■ **Record list**:

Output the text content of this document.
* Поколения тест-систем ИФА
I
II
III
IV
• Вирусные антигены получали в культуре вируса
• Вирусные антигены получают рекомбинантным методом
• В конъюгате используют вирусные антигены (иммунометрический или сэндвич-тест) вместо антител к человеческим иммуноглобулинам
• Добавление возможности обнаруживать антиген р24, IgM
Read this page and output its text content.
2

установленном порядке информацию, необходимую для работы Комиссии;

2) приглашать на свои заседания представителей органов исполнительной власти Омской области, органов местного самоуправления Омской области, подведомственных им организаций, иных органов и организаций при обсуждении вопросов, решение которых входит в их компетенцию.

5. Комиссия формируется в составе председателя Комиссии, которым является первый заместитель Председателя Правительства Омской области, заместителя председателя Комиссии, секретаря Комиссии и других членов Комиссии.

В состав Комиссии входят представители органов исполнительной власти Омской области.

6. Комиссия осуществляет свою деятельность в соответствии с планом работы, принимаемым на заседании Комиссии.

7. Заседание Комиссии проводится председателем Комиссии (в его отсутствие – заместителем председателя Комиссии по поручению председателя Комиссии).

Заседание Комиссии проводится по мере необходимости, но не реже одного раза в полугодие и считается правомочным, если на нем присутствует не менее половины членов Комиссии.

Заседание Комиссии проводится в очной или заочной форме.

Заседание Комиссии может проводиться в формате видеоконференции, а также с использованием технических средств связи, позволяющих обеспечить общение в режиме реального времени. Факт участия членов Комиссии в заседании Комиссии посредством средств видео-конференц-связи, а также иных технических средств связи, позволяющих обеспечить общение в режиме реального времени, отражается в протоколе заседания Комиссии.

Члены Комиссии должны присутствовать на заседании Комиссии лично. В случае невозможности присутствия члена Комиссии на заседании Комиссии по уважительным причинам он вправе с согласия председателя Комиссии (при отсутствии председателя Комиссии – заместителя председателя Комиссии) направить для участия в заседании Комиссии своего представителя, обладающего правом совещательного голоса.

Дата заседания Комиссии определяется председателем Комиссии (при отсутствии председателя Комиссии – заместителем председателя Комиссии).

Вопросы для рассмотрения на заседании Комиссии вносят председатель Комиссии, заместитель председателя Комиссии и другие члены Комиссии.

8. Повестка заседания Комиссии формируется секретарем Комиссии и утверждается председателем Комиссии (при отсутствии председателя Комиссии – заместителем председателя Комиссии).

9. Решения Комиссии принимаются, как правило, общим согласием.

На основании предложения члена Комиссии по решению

■ **Aim**: Go through the data and gather every line that holds "проводится".

■ **Task response**:
7. Заседание Комиссии проводится председателем Комиссии (в его отсутствие – заместителем председателя Комиссии по поручению председателя Комиссии).
Заседание Комиссии проводится по мере необходимости, но не реже одного раза в полугодие и считается правомочным, если на нем присутствует не менее половины членов Комиссии.
Заседание Комиссии проводится в очной или заочной форме.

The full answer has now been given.